→ **EXERCISE MATERIAL**
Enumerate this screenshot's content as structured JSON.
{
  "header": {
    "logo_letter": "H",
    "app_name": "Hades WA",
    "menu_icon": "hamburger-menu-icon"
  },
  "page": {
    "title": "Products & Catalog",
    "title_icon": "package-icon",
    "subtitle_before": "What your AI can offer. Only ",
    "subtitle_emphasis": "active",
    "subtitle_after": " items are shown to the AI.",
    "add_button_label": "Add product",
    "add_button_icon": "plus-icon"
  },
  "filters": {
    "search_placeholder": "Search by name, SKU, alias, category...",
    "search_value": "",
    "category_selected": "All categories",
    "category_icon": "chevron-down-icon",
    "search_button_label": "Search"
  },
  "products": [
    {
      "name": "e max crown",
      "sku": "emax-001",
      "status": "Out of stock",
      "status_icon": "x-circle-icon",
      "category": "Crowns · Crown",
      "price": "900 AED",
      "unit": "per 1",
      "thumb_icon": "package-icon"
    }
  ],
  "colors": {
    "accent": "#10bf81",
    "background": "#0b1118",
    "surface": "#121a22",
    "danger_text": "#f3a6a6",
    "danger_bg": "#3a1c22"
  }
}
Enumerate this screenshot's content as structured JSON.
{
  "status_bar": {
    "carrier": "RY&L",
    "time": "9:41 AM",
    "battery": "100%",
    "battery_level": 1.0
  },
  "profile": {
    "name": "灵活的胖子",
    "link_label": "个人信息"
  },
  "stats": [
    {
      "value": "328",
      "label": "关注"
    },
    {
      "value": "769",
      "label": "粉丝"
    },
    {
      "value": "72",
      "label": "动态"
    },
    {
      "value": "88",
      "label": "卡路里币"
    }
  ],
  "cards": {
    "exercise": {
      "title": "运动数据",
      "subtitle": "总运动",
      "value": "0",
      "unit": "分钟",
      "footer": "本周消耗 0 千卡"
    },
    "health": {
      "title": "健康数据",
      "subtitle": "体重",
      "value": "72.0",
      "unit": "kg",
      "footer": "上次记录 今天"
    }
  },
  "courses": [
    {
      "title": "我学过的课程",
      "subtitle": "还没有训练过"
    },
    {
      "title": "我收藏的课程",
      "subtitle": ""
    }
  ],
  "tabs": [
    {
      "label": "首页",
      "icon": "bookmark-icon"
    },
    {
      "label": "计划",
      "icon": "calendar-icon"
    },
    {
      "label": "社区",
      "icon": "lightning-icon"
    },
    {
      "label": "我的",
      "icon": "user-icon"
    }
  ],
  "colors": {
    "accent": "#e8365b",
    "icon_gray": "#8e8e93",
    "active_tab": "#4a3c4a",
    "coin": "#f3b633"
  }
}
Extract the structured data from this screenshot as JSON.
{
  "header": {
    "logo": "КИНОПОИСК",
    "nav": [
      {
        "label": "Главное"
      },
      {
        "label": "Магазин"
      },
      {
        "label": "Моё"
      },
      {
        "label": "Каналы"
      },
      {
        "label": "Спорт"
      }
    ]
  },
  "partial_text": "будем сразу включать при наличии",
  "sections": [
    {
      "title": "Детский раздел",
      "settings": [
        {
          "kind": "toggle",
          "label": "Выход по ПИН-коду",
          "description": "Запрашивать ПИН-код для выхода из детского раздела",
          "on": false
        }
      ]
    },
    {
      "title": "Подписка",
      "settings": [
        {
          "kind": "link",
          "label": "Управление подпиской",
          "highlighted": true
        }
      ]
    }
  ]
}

→ **REQUIRED TASK**
Set down each entry again, unchanged.

→ **RESULT OF THIS EXERCISE**
Enumerate this screenshot's content as structured JSON.
{
  "header": {
    "logo_letter": "H",
    "app_name": "Hades WA",
    "menu_icon": "hamburger-menu-icon"
  },
  "page": {
    "title": "Products & Catalog",
    "title_icon": "package-icon",
    "subtitle_before": "What your AI can offer. Only ",
    "subtitle_emphasis": "active",
    "subtitle_after": " items are shown to the AI.",
    "add_button_label": "Add product",
    "add_button_icon": "plus-icon"
  },
  "filters": {
    "search_placeholder": "Search by name, SKU, alias, category...",
    "search_value": "",
    "category_selected": "All categories",
    "category_icon": "chevron-down-icon",
    "search_button_label": "Search"
  },
  "products": [
    {
      "name": "e max crown",
      "sku": "emax-001",
      "status": "Out of stock",
      "status_icon": "x-circle-icon",
      "category": "Crowns · Crown",
      "price": "900 AED",
      "unit": "per 1",
      "thumb_icon": "package-icon"
    }
  ],
  "colors": {
    "accent": "#10bf81",
    "background": "#0b1118",
    "surface": "#121a22",
    "danger_text": "#f3a6a6",
    "danger_bg": "#3a1c22"
  }
}
Enumerate this screenshot's content as structured JSON.
{
  "status_bar": {
    "carrier": "RY&L",
    "time": "9:41 AM",
    "battery": "100%",
    "battery_level": 1.0
  },
  "profile": {
    "name": "灵活的胖子",
    "link_label": "个人信息"
  },
  "stats": [
    {
      "value": "328",
      "label": "关注"
    },
    {
      "value": "769",
      "label": "粉丝"
    },
    {
      "value": "72",
      "label": "动态"
    },
    {
      "value": "88",
      "label": "卡路里币"
    }
  ],
  "cards": {
    "exercise": {
      "title": "运动数据",
      "subtitle": "总运动",
      "value": "0",
      "unit": "分钟",
      "footer": "本周消耗 0 千卡"
    },
    "health": {
      "title": "健康数据",
      "subtitle": "体重",
      "value": "72.0",
      "unit": "kg",
      "footer": "上次记录 今天"
    }
  },
  "courses": [
    {
      "title": "我学过的课程",
      "subtitle": "还没有训练过"
    },
    {
      "title": "我收藏的课程",
      "subtitle": ""
    }
  ],
  "tabs": [
    {
      "label": "首页",
      "icon": "bookmark-icon"
    },
    {
      "label": "计划",
      "icon": "calendar-icon"
    },
    {
      "label": "社区",
      "icon": "lightning-icon"
    },
    {
      "label": "我的",
      "icon": "user-icon"
    }
  ],
  "colors": {
    "accent": "#e8365b",
    "icon_gray": "#8e8e93",
    "active_tab": "#4a3c4a",
    "coin": "#f3b633"
  }
}
Extract the structured data from this screenshot as JSON.
{
  "header": {
    "logo": "КИНОПОИСК",
    "nav": [
      {
        "label": "Главное"
      },
      {
        "label": "Магазин"
      },
      {
        "label": "Моё"
      },
      {
        "label": "Каналы"
      },
      {
        "label": "Спорт"
      }
    ]
  },
  "partial_text": "будем сразу включать при наличии",
  "sections": [
    {
      "title": "Детский раздел",
      "settings": [
        {
          "kind": "toggle",
          "label": "Выход по ПИН-коду",
          "description": "Запрашивать ПИН-код для выхода из детского раздела",
          "on": false
        }
      ]
    },
    {
      "title": "Подписка",
      "settings": [
        {
          "kind": "link",
          "label": "Управление подпиской",
          "highlighted": true
        }
      ]
    }
  ]
}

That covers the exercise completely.